→ **Supplied passage**
══════
If you run a venue licensed for the sale of alcohol for consumption on the premises, you should have a maximum occupancy capacity. Many venues have this capacity specified on the premises licences but often DPSs and licensees do not realise that maximum capacities are, in most cases, no longer a licensing issue.
When is a maximum capacity limit a licensing issue?
The only instances when a maximum capacity is relevant to a premises licence is where such a capacity limit has been imposed due to “public safety” and/or “prevention of crime and disorder” reasons.
For example, where a venue has been associated with crime and disorder, a capacity limit can be imposed to address the prevalence of this or a maximum capacity can be applied to certain events hosted by a venue to protect customers of performers.
A maximum capacity relating to public safety and crime/disorder can only be imposed by a licensing sub-committee following a review of a premises licence.
══════
→ **Given information**

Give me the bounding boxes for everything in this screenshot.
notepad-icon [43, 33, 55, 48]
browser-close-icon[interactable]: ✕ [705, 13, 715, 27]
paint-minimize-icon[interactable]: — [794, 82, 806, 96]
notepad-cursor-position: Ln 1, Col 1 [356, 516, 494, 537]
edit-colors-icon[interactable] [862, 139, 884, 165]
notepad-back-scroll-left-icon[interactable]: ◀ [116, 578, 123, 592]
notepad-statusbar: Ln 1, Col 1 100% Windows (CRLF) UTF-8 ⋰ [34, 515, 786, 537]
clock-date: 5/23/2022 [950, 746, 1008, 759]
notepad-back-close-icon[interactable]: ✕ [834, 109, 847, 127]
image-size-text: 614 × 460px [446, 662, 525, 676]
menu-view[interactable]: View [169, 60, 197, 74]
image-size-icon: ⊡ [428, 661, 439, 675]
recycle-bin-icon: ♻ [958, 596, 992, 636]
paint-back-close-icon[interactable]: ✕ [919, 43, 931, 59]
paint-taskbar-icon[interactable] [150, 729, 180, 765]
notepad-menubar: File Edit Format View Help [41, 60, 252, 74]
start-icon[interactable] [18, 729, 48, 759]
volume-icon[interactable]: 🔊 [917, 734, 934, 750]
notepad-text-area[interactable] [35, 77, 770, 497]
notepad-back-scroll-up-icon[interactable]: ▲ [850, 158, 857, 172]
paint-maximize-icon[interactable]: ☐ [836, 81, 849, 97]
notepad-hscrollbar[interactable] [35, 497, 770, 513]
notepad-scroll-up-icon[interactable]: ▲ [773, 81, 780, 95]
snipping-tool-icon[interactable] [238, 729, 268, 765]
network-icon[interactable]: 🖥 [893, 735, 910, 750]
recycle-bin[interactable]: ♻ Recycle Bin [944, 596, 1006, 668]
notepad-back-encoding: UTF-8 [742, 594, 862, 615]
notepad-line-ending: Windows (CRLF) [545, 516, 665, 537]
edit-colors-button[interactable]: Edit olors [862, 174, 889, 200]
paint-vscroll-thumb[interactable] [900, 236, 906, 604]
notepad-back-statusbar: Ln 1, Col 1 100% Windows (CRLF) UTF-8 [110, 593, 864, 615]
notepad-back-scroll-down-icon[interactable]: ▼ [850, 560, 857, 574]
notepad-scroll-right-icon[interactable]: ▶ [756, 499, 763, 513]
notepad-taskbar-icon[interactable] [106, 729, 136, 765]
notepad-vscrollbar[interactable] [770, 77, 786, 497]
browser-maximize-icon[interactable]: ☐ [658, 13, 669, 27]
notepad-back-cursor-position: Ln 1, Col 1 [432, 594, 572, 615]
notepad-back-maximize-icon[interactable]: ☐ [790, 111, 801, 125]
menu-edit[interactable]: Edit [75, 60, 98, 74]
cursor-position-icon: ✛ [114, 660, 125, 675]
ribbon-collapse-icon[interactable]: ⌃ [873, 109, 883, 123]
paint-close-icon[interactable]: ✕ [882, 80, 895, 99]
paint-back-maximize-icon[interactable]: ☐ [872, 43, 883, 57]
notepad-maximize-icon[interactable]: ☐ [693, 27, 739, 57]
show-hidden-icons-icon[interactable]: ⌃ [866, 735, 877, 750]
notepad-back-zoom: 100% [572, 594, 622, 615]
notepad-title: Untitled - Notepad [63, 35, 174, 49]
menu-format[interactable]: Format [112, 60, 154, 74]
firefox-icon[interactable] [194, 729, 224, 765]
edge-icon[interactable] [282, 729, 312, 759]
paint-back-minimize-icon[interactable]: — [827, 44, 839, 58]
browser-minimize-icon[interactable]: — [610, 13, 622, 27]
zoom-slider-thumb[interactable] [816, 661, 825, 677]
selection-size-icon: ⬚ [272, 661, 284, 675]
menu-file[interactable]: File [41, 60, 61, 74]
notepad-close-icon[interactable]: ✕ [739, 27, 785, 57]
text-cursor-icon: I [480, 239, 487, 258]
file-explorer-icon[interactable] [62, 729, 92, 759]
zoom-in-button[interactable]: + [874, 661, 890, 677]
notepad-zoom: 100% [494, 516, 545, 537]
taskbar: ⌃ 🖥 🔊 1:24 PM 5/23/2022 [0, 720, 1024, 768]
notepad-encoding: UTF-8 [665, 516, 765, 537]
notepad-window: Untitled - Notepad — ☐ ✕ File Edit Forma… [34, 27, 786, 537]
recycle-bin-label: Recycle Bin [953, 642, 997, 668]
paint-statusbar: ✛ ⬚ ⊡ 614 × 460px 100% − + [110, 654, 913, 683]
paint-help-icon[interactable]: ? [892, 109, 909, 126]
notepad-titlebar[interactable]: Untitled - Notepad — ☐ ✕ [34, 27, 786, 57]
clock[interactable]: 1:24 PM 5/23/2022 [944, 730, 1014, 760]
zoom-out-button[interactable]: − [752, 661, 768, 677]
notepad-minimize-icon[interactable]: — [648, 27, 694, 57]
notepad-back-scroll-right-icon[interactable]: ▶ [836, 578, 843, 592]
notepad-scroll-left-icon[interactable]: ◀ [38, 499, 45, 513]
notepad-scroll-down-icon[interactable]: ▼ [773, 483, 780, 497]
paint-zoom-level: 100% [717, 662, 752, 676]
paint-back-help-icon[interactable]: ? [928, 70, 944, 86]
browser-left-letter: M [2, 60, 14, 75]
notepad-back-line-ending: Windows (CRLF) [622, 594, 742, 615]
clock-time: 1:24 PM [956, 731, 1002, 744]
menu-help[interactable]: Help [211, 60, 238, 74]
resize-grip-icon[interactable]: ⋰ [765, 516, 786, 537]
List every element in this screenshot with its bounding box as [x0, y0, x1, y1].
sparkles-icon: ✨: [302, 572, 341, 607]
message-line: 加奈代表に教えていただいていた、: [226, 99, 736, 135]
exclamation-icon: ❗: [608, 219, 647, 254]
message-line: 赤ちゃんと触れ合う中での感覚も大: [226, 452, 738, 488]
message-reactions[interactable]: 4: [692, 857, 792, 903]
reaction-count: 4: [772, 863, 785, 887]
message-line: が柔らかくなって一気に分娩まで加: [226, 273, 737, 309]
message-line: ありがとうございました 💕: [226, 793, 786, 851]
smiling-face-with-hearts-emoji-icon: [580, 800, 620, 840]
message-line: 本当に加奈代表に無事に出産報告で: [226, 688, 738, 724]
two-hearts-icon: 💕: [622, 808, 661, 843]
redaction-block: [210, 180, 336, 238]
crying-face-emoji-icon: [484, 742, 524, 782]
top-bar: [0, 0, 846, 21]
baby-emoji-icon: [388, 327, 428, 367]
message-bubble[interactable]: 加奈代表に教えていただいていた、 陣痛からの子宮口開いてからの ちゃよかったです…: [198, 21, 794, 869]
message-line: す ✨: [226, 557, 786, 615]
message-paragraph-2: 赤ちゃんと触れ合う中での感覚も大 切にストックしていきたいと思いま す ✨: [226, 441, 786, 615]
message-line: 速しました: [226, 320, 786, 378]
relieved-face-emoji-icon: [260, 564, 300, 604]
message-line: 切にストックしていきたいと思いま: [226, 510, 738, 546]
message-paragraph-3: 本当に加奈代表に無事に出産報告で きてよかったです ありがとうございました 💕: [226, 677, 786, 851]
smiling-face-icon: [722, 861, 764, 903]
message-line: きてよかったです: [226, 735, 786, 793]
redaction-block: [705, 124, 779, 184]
══════
→ **What is being asked**
Can you reproduce the passage on venue capacity limits word for word, starting with "When is a maximum" and going on through "a premises licence."?

→ **Result for this exercise**
When is a maximum capacity limit a licensing issue?
The only instances when a maximum capacity is relevant to a premises licence is where such a capacity limit has been imposed due to “public safety” and/or “prevention of crime and disorder” reasons.
For example, where a venue has been associated with crime and disorder, a capacity limit can be imposed to address the prevalence of this or a maximum capacity can be applied to certain events hosted by a venue to protect customers of performers.
A maximum capacity relating to public safety and crime/disorder can only be imposed by a licensing sub-committee following a review of a premises licence.